#### RECORD EXCERPTS

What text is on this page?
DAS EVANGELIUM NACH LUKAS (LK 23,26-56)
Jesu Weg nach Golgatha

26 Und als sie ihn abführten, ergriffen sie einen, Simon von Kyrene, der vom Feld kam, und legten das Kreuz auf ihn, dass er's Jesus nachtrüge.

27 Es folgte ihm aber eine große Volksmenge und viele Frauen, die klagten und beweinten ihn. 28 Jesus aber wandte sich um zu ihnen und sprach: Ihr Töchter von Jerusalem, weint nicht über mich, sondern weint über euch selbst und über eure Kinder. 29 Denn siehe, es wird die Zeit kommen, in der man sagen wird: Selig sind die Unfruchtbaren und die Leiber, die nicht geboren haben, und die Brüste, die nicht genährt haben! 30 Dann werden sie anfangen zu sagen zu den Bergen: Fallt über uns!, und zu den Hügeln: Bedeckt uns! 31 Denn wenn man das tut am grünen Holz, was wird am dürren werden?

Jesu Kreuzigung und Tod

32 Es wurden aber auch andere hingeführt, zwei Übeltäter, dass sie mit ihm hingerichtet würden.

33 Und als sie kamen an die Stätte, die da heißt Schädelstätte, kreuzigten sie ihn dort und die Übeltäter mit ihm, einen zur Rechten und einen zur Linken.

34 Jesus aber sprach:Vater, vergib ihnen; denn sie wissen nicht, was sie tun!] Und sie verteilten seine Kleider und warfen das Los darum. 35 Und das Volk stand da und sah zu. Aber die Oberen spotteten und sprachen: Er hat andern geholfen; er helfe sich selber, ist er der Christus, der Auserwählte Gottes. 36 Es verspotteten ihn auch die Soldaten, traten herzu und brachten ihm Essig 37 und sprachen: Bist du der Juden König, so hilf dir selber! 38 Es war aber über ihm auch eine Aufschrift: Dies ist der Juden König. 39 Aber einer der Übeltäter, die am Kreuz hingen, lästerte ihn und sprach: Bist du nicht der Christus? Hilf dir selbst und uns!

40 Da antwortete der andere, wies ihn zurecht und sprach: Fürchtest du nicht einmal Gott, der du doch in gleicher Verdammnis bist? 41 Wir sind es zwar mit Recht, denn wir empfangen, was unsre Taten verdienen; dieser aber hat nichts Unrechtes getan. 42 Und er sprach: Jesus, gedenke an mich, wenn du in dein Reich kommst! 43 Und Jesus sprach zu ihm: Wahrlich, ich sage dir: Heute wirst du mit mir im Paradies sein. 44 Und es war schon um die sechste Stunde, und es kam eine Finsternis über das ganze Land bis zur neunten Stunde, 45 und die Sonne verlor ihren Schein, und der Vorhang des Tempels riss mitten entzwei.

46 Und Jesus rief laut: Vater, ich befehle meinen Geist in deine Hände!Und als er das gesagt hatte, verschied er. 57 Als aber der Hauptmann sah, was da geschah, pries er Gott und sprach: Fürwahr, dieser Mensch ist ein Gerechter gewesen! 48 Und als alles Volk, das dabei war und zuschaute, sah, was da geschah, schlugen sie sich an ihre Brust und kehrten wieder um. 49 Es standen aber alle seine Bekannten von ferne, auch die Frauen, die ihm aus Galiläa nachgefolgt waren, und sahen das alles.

########

**EXERCISE OBJECTIVE:**
Make an exact copy of the data above.

**CORRECT OUTPUT:**
What text is on this page?
DAS EVANGELIUM NACH LUKAS (LK 23,26-56)
Jesu Weg nach Golgatha

26 Und als sie ihn abführten, ergriffen sie einen, Simon von Kyrene, der vom Feld kam, und legten das Kreuz auf ihn, dass er's Jesus nachtrüge.

27 Es folgte ihm aber eine große Volksmenge und viele Frauen, die klagten und beweinten ihn. 28 Jesus aber wandte sich um zu ihnen und sprach: Ihr Töchter von Jerusalem, weint nicht über mich, sondern weint über euch selbst und über eure Kinder. 29 Denn siehe, es wird die Zeit kommen, in der man sagen wird: Selig sind die Unfruchtbaren und die Leiber, die nicht geboren haben, und die Brüste, die nicht genährt haben! 30 Dann werden sie anfangen zu sagen zu den Bergen: Fallt über uns!, und zu den Hügeln: Bedeckt uns! 31 Denn wenn man das tut am grünen Holz, was wird am dürren werden?

Jesu Kreuzigung und Tod

32 Es wurden aber auch andere hingeführt, zwei Übeltäter, dass sie mit ihm hingerichtet würden.

33 Und als sie kamen an die Stätte, die da heißt Schädelstätte, kreuzigten sie ihn dort und die Übeltäter mit ihm, einen zur Rechten und einen zur Linken.

34 Jesus aber sprach:Vater, vergib ihnen; denn sie wissen nicht, was sie tun!] Und sie verteilten seine Kleider und warfen das Los darum. 35 Und das Volk stand da und sah zu. Aber die Oberen spotteten und sprachen: Er hat andern geholfen; er helfe sich selber, ist er der Christus, der Auserwählte Gottes. 36 Es verspotteten ihn auch die Soldaten, traten herzu und brachten ihm Essig 37 und sprachen: Bist du der Juden König, so hilf dir selber! 38 Es war aber über ihm auch eine Aufschrift: Dies ist der Juden König. 39 Aber einer der Übeltäter, die am Kreuz hingen, lästerte ihn und sprach: Bist du nicht der Christus? Hilf dir selbst und uns!

40 Da antwortete der andere, wies ihn zurecht und sprach: Fürchtest du nicht einmal Gott, der du doch in gleicher Verdammnis bist? 41 Wir sind es zwar mit Recht, denn wir empfangen, was unsre Taten verdienen; dieser aber hat nichts Unrechtes getan. 42 Und er sprach: Jesus, gedenke an mich, wenn du in dein Reich kommst! 43 Und Jesus sprach zu ihm: Wahrlich, ich sage dir: Heute wirst du mit mir im Paradies sein. 44 Und es war schon um die sechste Stunde, und es kam eine Finsternis über das ganze Land bis zur neunten Stunde, 45 und die Sonne verlor ihren Schein, und der Vorhang des Tempels riss mitten entzwei.

46 Und Jesus rief laut: Vater, ich befehle meinen Geist in deine Hände!Und als er das gesagt hatte, verschied er. 57 Als aber der Hauptmann sah, was da geschah, pries er Gott und sprach: Fürwahr, dieser Mensch ist ein Gerechter gewesen! 48 Und als alles Volk, das dabei war und zuschaute, sah, was da geschah, schlugen sie sich an ihre Brust und kehrten wieder um. 49 Es standen aber alle seine Bekannten von ferne, auch die Frauen, die ihm aus Galiläa nachgefolgt waren, und sahen das alles.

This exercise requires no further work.